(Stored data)
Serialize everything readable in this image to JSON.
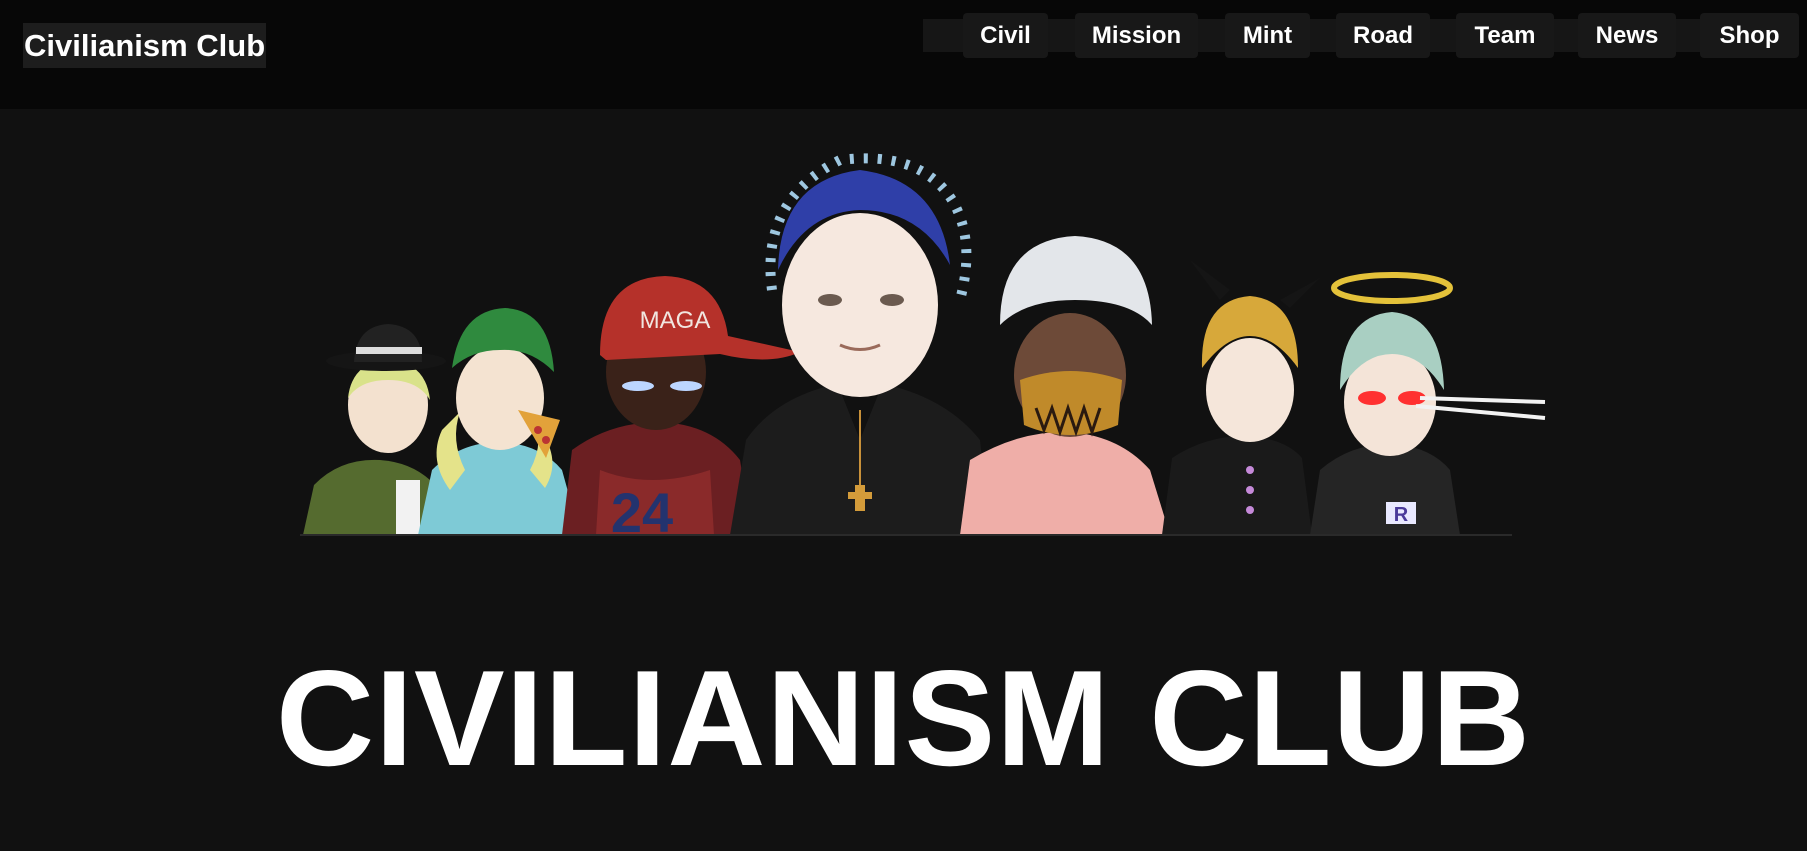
{
  "header": {
    "brand": "Civilianism Club",
    "nav": [
      {
        "label": "Civil"
      },
      {
        "label": "Mission"
      },
      {
        "label": "Mint"
      },
      {
        "label": "Road"
      },
      {
        "label": "Team"
      },
      {
        "label": "News"
      },
      {
        "label": "Shop"
      }
    ]
  },
  "hero": {
    "hat_text": "MAGA",
    "jersey_number": "24",
    "shirt_logo": "R"
  },
  "main": {
    "title": "CIVILIANISM CLUB"
  },
  "colors": {
    "page_background": "#111111",
    "header_background": "#070707",
    "text": "#ffffff",
    "nav_button_background": "#181818"
  }
}
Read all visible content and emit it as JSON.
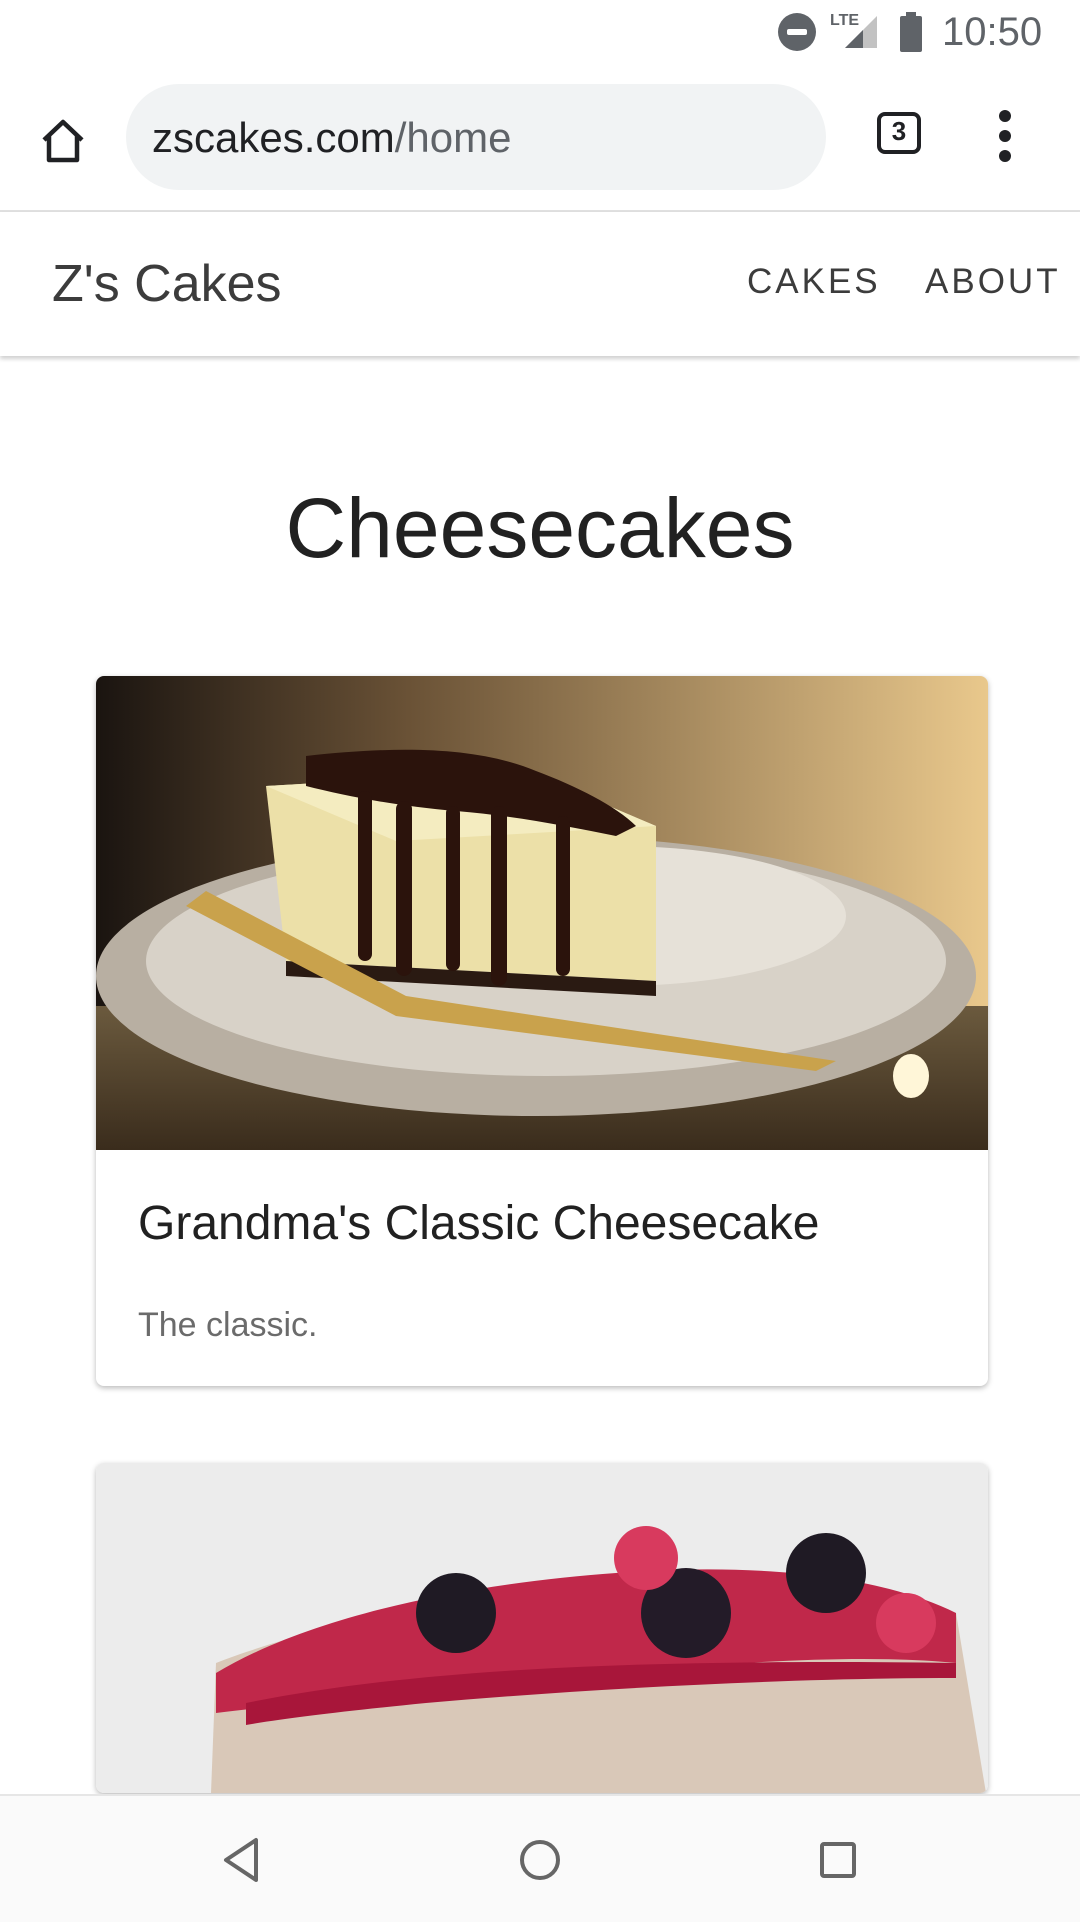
{
  "status_bar": {
    "network_label": "LTE",
    "time": "10:50",
    "icons": [
      "do-not-disturb-icon",
      "signal-icon",
      "battery-icon"
    ]
  },
  "browser": {
    "url_domain": "zscakes.com",
    "url_path": "/home",
    "tab_count": "3",
    "icons": [
      "home-icon",
      "tab-switcher-icon",
      "more-menu-icon"
    ]
  },
  "site": {
    "brand": "Z's Cakes",
    "nav": [
      "CAKES",
      "ABOUT"
    ]
  },
  "page": {
    "title": "Cheesecakes",
    "cards": [
      {
        "title": "Grandma's Classic Cheesecake",
        "description": "The classic.",
        "image": "cheesecake-chocolate-drizzle-photo"
      },
      {
        "image": "berry-cheesecake-photo"
      }
    ]
  },
  "system_nav": {
    "icons": [
      "back-icon",
      "home-circle-icon",
      "recents-icon"
    ]
  },
  "colors": {
    "chrome_bg": "#f1f3f4",
    "text": "#212121",
    "muted": "#6b6b6b"
  }
}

# Stated problem
From the entries, copy out each line containing the word "image".

# Response for this exercise
Serialize everything readable in this image to JSON.
        "image": "cheesecake-chocolate-drizzle-photo"
        "image": "berry-cheesecake-photo"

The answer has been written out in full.